> Brief:
Show all lines from the listing below that contain "Output".

> Source data:

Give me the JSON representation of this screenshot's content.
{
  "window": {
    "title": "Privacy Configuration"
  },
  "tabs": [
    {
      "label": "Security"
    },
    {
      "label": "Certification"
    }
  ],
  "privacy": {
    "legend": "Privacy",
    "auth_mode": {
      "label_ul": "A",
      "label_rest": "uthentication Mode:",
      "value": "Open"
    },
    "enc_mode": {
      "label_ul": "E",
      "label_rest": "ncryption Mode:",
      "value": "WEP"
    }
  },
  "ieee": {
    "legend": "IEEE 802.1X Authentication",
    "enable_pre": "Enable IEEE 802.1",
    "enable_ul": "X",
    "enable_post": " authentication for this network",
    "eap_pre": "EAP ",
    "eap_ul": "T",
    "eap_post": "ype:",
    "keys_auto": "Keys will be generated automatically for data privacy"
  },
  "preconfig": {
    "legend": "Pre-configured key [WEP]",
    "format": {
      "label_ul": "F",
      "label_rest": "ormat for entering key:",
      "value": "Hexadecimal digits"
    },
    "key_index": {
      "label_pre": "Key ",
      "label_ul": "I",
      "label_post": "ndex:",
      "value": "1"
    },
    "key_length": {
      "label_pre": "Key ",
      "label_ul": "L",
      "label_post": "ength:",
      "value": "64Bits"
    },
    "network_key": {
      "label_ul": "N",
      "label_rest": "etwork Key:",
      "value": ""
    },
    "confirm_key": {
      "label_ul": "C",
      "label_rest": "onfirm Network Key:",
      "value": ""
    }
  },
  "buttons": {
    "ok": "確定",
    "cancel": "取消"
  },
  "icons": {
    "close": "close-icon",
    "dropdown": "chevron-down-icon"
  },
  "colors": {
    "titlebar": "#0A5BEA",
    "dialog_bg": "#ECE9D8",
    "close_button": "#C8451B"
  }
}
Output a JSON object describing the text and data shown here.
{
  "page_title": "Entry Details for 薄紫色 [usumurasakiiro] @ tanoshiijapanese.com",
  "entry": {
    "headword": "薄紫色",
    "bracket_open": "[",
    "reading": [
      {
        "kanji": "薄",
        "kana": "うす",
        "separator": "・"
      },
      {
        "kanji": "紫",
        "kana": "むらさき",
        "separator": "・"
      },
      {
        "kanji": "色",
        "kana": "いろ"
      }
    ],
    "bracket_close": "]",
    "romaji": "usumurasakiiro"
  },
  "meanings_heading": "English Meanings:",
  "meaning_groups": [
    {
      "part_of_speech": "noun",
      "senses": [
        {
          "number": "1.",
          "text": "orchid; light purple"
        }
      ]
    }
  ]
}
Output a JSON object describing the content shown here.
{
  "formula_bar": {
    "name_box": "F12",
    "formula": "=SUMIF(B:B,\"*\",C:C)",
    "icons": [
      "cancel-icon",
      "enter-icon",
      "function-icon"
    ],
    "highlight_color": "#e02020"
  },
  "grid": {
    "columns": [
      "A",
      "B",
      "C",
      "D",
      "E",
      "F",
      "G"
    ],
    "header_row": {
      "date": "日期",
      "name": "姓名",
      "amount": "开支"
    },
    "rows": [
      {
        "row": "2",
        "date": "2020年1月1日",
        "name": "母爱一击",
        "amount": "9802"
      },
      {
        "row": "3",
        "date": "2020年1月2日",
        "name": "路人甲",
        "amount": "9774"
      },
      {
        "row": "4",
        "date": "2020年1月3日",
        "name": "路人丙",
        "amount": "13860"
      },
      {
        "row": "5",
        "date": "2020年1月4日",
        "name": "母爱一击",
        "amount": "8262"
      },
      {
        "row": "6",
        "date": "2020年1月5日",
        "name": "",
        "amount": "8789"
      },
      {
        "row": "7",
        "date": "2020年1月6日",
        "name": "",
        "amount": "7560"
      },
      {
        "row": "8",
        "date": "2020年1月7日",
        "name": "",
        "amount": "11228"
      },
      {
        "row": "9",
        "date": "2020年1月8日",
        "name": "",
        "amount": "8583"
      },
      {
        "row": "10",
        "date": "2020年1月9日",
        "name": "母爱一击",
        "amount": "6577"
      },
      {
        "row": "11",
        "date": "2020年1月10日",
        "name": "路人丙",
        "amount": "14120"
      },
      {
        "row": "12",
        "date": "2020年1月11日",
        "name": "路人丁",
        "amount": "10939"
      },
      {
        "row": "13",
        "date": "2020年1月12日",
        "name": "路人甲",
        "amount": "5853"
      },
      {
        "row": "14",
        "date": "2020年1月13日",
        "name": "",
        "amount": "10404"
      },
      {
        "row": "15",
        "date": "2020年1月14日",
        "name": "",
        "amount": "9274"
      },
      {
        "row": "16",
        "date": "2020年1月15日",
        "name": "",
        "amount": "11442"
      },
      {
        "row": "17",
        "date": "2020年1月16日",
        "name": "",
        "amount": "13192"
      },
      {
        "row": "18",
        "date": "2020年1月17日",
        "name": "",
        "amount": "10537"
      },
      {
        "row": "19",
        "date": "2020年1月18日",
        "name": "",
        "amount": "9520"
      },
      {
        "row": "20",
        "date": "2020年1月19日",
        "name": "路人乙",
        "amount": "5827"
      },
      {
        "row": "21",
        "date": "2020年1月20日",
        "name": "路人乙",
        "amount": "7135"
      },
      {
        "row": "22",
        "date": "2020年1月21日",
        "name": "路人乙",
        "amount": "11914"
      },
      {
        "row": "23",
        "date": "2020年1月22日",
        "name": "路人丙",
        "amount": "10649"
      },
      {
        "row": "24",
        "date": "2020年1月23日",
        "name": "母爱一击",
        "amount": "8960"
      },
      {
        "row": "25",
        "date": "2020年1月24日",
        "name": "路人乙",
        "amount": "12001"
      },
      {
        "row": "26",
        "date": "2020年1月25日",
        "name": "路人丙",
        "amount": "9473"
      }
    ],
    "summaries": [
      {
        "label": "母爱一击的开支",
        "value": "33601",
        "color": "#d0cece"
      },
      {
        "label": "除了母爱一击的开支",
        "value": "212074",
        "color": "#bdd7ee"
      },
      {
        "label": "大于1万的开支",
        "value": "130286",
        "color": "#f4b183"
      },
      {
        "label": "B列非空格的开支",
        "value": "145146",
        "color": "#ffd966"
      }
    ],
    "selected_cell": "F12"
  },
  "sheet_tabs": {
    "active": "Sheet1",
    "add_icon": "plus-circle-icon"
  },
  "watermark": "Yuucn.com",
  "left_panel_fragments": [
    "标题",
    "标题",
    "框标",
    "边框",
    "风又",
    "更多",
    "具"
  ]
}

> Result below:
Output a JSON object describing the text and data shown here.
Output a JSON object describing the content shown here.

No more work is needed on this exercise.